Ordem de serviço:
Copie do texto apresentado, sem alterar nada, tudo o que vai de "O médico Sandro" até "picada de jararaca.".

Texto apresentado:
Um helicóptero da Força Aérea Brasileira trouxe para Campo Grande o peão Gleucio de Oliveira Fernandes, de 32 anos, picado por uma cobra jararaca na manhã de hoje, e que estava isolado em uma fazenda de Rio Negro, por causa das chuvas. Ele chegou há pouco no Hospital Regional, após 1h30 de vôo.
O peão junto com a esposa, Rosemara Albuquerque Pereira, de 30 anos. Gleucio estava transpirando bastante, um dos efeitos da picada de cobra e, segundo a esposa, havia vomitado e sentido muitas náuseas logo após ser ferido.
O médico Sandro Benitez, do Civitox (Centro Integrado de Vigilância Toxicológica), informou que, embora a vinda de Gleucio tenha demorado por causa do transporte, ele está no chamado intervalo médio de risco para tomar o soro antiofício específico para picada de jararaca.

Material fornecido:
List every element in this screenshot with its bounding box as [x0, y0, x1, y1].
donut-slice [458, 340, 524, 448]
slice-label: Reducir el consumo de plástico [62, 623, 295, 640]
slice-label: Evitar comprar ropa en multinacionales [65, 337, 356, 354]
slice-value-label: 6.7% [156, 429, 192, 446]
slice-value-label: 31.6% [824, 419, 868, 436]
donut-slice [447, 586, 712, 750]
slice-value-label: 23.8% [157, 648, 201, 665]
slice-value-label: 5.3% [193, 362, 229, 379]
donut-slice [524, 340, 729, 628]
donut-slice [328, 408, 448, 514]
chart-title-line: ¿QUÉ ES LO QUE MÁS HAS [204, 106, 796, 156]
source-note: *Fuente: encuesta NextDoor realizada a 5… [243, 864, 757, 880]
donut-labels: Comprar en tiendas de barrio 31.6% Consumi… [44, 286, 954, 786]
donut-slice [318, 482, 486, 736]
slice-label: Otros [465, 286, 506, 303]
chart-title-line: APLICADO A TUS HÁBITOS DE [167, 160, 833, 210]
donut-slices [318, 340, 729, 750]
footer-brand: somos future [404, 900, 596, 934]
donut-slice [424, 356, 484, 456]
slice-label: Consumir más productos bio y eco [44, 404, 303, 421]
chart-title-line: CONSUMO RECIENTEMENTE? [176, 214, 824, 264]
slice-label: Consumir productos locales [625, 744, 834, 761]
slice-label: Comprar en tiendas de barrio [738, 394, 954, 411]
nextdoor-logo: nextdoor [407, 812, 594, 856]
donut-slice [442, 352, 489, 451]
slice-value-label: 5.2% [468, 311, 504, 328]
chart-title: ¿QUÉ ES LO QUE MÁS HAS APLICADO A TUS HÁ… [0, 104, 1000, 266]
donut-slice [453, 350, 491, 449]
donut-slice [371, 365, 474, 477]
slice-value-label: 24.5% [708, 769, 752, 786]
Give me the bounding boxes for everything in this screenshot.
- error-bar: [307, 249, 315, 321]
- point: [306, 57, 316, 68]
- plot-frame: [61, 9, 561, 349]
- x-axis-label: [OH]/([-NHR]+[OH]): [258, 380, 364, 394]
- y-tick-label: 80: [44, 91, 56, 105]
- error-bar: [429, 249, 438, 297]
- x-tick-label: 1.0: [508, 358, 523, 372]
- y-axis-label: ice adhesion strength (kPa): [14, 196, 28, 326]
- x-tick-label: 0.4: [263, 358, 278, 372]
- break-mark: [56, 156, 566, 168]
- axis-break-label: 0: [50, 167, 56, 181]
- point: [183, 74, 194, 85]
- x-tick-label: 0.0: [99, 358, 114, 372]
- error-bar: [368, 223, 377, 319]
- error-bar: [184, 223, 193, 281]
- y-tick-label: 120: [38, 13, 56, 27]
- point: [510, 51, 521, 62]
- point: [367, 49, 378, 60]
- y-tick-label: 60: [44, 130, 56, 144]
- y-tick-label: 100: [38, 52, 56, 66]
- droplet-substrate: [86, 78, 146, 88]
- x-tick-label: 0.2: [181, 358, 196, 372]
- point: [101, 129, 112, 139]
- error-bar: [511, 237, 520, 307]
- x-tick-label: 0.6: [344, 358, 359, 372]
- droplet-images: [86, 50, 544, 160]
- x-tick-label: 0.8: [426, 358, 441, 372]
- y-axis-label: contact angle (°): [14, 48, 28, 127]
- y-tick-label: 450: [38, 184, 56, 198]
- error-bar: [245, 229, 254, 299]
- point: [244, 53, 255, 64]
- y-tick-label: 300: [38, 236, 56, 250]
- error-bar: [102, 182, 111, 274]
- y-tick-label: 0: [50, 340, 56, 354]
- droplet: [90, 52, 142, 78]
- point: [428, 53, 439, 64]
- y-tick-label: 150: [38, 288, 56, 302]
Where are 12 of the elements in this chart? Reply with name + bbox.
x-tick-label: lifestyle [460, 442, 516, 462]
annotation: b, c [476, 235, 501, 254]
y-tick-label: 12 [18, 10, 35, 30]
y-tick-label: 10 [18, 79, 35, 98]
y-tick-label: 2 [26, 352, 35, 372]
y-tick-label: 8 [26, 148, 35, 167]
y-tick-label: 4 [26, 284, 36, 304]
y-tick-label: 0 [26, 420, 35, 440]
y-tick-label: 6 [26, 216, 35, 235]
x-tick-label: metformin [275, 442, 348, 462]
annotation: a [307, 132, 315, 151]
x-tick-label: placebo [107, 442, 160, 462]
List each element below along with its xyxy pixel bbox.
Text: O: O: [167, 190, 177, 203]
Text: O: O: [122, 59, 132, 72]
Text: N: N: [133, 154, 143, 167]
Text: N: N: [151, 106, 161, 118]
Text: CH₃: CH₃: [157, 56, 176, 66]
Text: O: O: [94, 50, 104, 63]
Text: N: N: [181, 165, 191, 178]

Solução do problema:
O médico Sandro Benitez, do Civitox (Centro Integrado de Vigilância Toxicológica), informou que, embora a vinda de Gleucio tenha demorado por causa do transporte, ele está no chamado intervalo médio de risco para tomar o soro antiofício específico para picada de jararaca.